--- EXERCISE OBJECTIVE ---
Gather all lines containing the string "édition" and copy them out.

┄┄┄┄┄┄

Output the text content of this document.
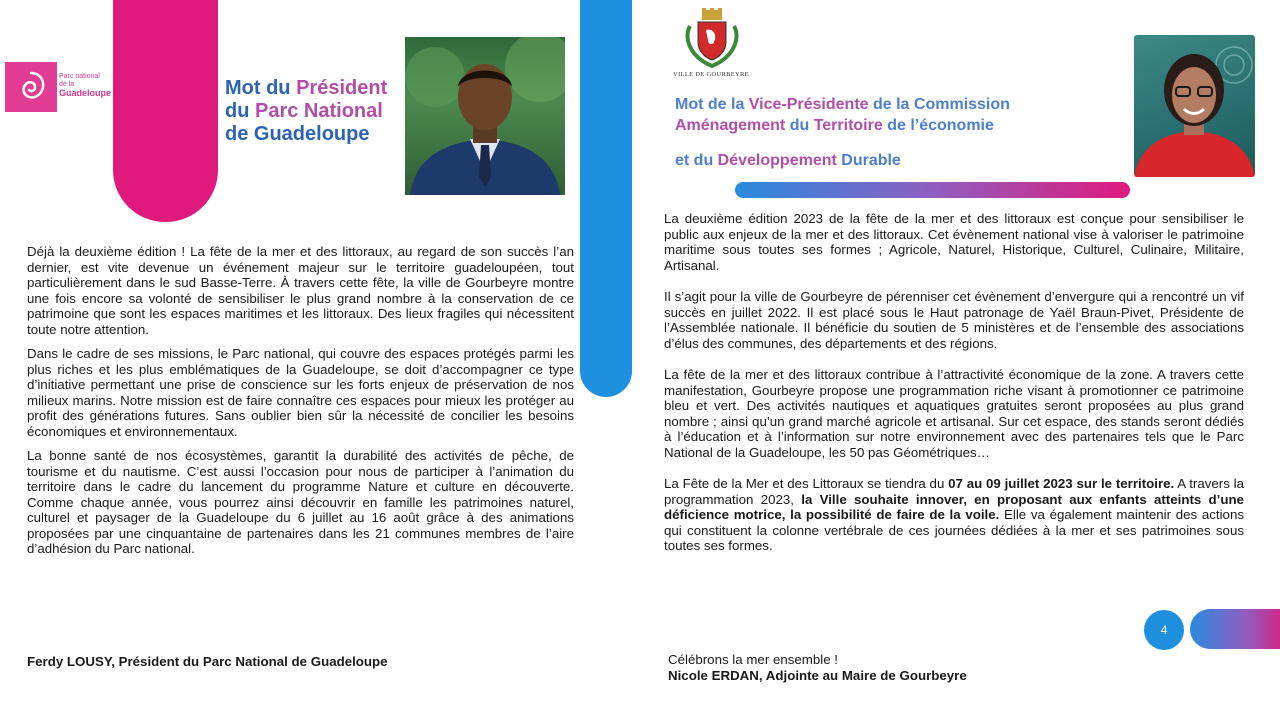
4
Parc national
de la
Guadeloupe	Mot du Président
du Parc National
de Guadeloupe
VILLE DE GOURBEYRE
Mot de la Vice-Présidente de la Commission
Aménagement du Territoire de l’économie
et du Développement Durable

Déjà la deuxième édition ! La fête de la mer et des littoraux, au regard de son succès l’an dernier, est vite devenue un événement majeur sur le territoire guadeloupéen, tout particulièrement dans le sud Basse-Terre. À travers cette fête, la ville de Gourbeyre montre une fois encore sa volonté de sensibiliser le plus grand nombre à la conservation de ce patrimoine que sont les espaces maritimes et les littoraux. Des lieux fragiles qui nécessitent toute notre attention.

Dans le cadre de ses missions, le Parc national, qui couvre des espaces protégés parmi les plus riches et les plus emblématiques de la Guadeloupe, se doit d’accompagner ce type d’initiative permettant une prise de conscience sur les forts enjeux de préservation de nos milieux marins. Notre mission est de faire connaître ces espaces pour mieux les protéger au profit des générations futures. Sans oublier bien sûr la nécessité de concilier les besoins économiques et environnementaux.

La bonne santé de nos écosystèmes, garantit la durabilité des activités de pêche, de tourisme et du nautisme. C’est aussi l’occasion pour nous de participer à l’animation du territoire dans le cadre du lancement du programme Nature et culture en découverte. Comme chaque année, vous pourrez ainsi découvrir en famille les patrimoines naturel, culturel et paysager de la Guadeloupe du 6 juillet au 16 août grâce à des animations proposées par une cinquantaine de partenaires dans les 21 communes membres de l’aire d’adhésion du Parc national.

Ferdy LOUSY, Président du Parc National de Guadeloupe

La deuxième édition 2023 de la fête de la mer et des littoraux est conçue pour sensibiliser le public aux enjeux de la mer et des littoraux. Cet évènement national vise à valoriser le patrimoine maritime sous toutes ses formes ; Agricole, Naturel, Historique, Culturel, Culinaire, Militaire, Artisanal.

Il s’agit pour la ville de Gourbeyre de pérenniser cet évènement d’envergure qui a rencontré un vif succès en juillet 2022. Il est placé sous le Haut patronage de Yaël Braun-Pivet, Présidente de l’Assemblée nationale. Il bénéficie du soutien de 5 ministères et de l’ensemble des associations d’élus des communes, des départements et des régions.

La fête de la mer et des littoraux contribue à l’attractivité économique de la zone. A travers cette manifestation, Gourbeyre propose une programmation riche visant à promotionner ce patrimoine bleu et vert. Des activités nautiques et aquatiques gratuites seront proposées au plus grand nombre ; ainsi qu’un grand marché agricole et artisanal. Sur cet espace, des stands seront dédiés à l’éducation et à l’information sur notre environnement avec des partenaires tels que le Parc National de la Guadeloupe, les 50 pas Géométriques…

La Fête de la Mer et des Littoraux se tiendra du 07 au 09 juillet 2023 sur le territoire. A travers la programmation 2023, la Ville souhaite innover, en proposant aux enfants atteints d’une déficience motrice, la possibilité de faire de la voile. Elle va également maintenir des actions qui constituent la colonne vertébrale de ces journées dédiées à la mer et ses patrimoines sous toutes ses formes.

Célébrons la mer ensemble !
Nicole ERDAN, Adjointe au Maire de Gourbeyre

┄┄┄┄┄┄

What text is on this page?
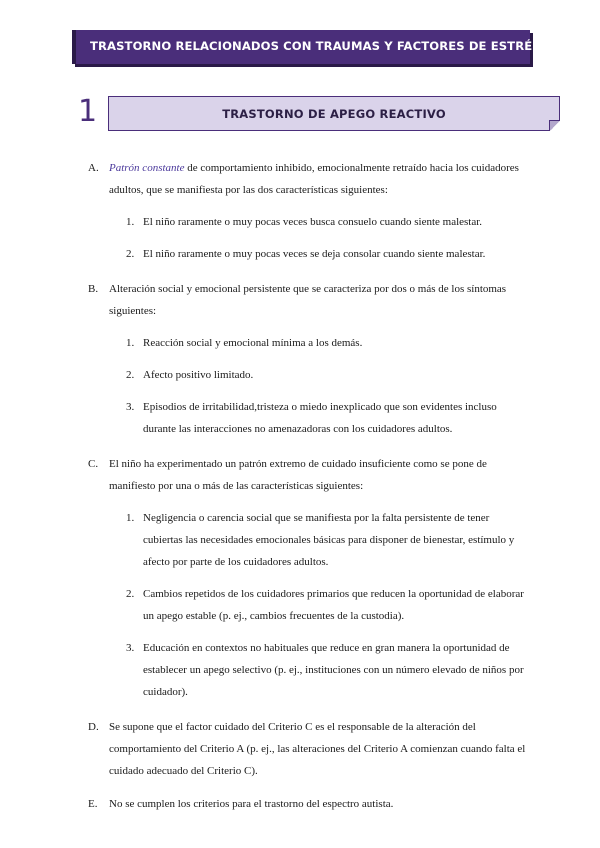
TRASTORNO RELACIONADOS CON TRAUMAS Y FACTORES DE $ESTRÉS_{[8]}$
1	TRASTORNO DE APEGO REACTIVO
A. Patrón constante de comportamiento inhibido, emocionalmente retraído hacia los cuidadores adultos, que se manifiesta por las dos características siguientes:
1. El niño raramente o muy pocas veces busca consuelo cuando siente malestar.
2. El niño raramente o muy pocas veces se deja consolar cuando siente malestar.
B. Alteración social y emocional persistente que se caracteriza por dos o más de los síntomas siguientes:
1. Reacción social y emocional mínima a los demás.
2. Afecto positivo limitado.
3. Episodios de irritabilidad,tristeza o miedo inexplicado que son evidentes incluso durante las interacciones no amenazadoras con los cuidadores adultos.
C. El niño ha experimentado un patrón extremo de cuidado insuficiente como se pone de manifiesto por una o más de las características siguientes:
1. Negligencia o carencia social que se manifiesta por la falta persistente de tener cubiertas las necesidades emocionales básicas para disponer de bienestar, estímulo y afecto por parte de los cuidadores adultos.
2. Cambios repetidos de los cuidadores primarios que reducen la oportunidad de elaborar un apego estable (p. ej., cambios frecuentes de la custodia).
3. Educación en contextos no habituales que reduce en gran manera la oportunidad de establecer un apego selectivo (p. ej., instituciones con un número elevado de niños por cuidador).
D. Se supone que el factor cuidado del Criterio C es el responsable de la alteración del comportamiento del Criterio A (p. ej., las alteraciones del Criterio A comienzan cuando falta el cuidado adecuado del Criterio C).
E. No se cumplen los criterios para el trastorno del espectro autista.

┄┄┄┄┄┄

--- WORKED ANSWER ---
Déjà la deuxième édition ! La fête de la mer et des littoraux, au regard de son succès l’an dernier, est vite devenue un événement majeur sur le territoire guadeloupéen, tout particulièrement dans le sud Basse-Terre. À travers cette fête, la ville de Gourbeyre montre une fois encore sa volonté de sensibiliser le plus grand nombre à la conservation de ce patrimoine que sont les espaces maritimes et les littoraux. Des lieux fragiles qui nécessitent toute notre attention.
La deuxième édition 2023 de la fête de la mer et des littoraux est conçue pour sensibiliser le public aux enjeux de la mer et des littoraux. Cet évènement national vise à valoriser le patrimoine maritime sous toutes ses formes ; Agricole, Naturel, Historique, Culturel, Culinaire, Militaire, Artisanal.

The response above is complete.